EJERCICIOS =>
[1] Según el texto sobre el concierto de Ismael Serrano, ¿en qué mes y año cerró él un acto de campaña de Podemos?
[2] Transcribe sin cambios el fragmento del texto sobre el concierto de Ismael Serrano que empieza con "Era diciembre de" y sigue hasta "tema y tema.".

BLOQUE DE TEXTO =>
= = = =

Era diciembre de 2015 e Ismael Serrano cerraba con su concierto un acto de campaña de Podemos, espacio político que rompió en España con la lógica binaria de sus partidos tradicionales y que disputó sentido, durante un tiempo, en el seno de una sociedad que no acaba de asumir la caducidad de ciertos esquemas de organización -por ejemplo, el temita del rey-. Participó como sabe hacerlo, interpretando sus canciones y tocando la guitarra. Pero, dado el contexto, se permitió conversar más distendidamente entre tema y tema.

= = = =

FILAS GUARDADAS =>
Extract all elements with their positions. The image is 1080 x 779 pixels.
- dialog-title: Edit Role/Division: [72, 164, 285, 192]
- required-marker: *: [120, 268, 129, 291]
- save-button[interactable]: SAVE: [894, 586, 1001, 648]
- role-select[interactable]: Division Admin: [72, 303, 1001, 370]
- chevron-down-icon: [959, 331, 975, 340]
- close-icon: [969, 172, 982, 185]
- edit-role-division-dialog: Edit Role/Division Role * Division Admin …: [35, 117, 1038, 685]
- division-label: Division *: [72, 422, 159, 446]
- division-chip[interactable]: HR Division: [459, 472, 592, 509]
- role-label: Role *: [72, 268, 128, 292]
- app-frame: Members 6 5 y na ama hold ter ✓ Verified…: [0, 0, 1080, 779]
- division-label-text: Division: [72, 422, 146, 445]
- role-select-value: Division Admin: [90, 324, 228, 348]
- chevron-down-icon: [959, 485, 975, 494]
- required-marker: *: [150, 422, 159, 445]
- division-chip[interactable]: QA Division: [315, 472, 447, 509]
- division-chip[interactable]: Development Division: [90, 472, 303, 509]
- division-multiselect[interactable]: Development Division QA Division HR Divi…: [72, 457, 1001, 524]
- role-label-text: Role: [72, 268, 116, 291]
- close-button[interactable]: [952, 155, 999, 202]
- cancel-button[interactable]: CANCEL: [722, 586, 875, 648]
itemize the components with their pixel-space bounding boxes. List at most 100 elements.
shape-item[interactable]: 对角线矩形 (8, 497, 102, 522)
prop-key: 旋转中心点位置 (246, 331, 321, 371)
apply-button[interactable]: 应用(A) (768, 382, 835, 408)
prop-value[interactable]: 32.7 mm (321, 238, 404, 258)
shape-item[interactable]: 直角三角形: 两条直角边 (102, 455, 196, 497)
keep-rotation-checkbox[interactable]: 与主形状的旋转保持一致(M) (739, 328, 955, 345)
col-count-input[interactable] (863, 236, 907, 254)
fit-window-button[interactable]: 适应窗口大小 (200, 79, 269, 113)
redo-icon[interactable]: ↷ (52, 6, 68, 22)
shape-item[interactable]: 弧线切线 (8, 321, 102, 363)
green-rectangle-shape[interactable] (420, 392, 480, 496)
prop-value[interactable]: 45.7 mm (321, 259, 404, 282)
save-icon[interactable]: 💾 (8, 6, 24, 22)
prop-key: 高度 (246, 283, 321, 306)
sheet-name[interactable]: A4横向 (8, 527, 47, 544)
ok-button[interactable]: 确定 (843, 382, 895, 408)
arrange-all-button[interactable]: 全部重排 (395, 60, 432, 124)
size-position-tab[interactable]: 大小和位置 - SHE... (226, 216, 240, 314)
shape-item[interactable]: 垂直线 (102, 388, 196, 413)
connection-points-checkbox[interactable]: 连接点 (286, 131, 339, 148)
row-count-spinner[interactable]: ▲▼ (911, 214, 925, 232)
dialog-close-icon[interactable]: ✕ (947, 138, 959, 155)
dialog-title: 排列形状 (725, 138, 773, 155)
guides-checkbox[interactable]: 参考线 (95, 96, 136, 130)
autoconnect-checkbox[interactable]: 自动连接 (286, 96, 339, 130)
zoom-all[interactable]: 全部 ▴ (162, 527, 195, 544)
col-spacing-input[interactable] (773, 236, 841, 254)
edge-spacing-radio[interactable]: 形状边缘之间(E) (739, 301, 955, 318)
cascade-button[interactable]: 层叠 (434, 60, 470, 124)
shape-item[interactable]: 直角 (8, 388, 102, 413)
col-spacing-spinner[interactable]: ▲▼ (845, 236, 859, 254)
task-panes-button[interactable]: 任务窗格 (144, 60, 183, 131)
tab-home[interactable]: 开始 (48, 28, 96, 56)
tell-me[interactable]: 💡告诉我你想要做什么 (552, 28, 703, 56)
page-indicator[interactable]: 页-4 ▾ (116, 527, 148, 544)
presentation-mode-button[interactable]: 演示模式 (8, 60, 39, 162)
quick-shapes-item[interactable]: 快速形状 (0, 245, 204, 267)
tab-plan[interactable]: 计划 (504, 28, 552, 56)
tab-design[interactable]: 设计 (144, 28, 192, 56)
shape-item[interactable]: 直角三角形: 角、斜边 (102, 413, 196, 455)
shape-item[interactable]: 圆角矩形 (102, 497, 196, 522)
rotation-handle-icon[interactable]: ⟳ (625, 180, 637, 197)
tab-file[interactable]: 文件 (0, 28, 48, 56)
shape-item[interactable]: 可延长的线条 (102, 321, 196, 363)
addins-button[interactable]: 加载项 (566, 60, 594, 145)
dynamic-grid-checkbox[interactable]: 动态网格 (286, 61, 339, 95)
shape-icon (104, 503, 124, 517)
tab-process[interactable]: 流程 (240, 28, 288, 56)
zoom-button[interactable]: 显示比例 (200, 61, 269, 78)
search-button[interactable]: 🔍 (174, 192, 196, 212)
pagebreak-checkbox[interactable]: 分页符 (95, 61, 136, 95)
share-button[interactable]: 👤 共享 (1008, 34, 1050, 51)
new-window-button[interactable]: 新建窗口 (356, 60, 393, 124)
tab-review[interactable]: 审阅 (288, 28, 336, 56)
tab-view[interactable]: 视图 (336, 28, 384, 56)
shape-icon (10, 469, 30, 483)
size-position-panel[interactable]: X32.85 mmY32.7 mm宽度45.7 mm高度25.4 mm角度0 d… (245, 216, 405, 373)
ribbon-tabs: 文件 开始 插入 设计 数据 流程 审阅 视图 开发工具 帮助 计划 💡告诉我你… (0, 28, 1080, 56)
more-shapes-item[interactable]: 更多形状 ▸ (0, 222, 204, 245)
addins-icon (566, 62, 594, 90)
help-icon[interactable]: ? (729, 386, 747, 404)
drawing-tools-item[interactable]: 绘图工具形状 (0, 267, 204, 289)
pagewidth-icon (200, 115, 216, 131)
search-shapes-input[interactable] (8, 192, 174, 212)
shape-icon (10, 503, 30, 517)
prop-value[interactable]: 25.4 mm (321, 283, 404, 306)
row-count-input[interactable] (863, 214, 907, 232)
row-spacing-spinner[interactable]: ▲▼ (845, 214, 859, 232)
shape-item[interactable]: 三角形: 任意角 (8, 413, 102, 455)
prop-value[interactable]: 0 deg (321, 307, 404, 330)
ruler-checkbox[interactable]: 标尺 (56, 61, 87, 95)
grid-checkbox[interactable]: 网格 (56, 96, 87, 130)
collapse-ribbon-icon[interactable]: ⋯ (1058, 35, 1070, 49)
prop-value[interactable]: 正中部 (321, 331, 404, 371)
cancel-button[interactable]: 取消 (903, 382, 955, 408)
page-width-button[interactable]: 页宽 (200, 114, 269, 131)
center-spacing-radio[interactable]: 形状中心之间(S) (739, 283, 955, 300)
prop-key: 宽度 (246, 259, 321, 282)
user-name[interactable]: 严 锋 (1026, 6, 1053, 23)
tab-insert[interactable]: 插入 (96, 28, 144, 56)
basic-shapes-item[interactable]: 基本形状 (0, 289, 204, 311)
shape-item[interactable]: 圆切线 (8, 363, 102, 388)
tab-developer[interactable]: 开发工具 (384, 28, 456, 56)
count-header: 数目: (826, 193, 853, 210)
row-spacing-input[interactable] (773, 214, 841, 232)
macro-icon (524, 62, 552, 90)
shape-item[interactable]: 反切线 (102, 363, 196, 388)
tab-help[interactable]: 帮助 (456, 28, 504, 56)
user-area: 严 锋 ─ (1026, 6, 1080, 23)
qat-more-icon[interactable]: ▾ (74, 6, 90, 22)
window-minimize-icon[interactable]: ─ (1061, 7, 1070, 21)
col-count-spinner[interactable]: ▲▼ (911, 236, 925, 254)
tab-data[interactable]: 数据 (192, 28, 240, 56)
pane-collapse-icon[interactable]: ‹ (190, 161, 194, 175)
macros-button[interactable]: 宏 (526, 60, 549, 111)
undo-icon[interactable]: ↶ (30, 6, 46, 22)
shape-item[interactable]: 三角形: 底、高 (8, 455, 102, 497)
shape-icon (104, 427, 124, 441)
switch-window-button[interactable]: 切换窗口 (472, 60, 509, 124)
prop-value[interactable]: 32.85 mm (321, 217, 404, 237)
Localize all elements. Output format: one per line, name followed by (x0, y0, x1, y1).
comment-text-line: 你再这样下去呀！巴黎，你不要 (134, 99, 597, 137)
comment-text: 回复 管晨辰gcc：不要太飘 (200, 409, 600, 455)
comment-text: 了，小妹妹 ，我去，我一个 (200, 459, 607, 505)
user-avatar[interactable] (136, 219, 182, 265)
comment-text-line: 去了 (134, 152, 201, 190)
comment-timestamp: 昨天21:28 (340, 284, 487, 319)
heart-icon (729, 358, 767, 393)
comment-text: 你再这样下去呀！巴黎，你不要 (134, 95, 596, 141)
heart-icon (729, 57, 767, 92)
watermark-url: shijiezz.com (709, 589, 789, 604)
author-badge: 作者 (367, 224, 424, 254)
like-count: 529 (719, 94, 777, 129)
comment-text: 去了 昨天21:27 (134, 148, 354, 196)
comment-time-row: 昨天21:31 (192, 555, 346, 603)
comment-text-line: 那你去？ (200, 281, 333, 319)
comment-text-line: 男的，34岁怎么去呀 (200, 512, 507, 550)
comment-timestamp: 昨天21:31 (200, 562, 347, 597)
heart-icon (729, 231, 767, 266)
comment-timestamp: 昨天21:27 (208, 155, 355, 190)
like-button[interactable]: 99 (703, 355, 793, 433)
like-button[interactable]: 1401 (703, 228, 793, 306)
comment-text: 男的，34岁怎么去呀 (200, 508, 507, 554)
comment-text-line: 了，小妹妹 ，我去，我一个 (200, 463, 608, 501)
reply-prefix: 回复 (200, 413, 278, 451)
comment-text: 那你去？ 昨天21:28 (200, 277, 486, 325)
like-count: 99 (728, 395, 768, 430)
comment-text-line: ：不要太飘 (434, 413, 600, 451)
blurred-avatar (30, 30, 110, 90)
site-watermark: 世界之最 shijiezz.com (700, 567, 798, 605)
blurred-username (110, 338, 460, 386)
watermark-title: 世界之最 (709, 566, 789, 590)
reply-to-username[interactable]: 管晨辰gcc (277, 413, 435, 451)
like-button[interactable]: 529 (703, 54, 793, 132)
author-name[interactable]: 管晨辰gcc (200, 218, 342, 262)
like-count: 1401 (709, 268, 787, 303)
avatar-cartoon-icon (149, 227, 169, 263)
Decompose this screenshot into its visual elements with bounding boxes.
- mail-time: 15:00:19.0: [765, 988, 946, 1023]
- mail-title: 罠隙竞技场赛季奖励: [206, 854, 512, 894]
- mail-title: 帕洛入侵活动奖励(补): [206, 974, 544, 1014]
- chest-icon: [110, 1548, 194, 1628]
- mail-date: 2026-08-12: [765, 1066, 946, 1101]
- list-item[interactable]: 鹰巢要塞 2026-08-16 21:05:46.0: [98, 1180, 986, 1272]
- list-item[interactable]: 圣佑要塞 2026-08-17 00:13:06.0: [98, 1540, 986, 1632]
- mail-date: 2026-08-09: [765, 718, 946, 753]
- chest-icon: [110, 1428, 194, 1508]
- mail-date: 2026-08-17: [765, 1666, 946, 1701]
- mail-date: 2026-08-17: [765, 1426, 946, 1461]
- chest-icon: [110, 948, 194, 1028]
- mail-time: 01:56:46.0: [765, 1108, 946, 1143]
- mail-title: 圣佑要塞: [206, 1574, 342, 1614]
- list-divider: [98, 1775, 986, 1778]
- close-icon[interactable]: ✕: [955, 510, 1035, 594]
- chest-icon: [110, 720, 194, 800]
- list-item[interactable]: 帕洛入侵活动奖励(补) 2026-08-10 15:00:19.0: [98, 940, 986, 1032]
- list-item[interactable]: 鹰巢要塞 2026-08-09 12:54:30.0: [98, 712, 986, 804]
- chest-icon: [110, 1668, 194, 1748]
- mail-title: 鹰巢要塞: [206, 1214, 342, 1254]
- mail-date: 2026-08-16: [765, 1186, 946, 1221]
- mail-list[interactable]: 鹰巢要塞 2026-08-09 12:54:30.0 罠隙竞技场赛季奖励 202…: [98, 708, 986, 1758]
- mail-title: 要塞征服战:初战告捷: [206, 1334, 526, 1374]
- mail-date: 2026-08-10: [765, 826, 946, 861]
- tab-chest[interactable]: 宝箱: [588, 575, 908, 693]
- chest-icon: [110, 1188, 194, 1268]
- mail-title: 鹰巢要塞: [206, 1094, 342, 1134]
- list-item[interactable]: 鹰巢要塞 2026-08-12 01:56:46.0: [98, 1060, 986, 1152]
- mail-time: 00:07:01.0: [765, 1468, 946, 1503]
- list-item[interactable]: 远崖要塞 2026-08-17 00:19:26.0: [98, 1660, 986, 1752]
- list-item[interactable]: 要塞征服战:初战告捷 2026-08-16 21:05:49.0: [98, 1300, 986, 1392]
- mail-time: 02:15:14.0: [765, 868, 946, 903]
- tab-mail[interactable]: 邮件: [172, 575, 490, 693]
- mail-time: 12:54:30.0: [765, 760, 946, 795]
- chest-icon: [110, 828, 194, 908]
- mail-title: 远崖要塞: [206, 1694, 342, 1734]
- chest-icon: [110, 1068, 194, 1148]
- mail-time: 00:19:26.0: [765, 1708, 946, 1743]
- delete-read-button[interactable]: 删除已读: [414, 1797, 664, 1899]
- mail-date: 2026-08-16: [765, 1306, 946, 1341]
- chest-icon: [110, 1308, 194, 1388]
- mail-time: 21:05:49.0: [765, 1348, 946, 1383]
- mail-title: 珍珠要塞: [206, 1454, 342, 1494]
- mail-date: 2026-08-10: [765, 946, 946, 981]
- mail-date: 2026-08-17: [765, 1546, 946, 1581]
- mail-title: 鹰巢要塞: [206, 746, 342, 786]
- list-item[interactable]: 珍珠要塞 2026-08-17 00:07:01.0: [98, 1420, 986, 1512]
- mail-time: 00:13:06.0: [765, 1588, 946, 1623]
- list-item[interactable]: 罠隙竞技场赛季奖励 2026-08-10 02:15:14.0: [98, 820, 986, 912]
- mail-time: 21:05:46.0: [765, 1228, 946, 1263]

= = = =

RESPUESTAS POR TAREA =>
[1] En diciembre de 2015.

[2]
Era diciembre de 2015 e Ismael Serrano cerraba con su concierto un acto de campaña de Podemos, espacio político que rompió en España con la lógica binaria de sus partidos tradicionales y que disputó sentido, durante un tiempo, en el seno de una sociedad que no acaba de asumir la caducidad de ciertos esquemas de organización -por ejemplo, el temita del rey-. Participó como sabe hacerlo, interpretando sus canciones y tocando la guitarra. Pero, dado el contexto, se permitió conversar más distendidamente entre tema y tema.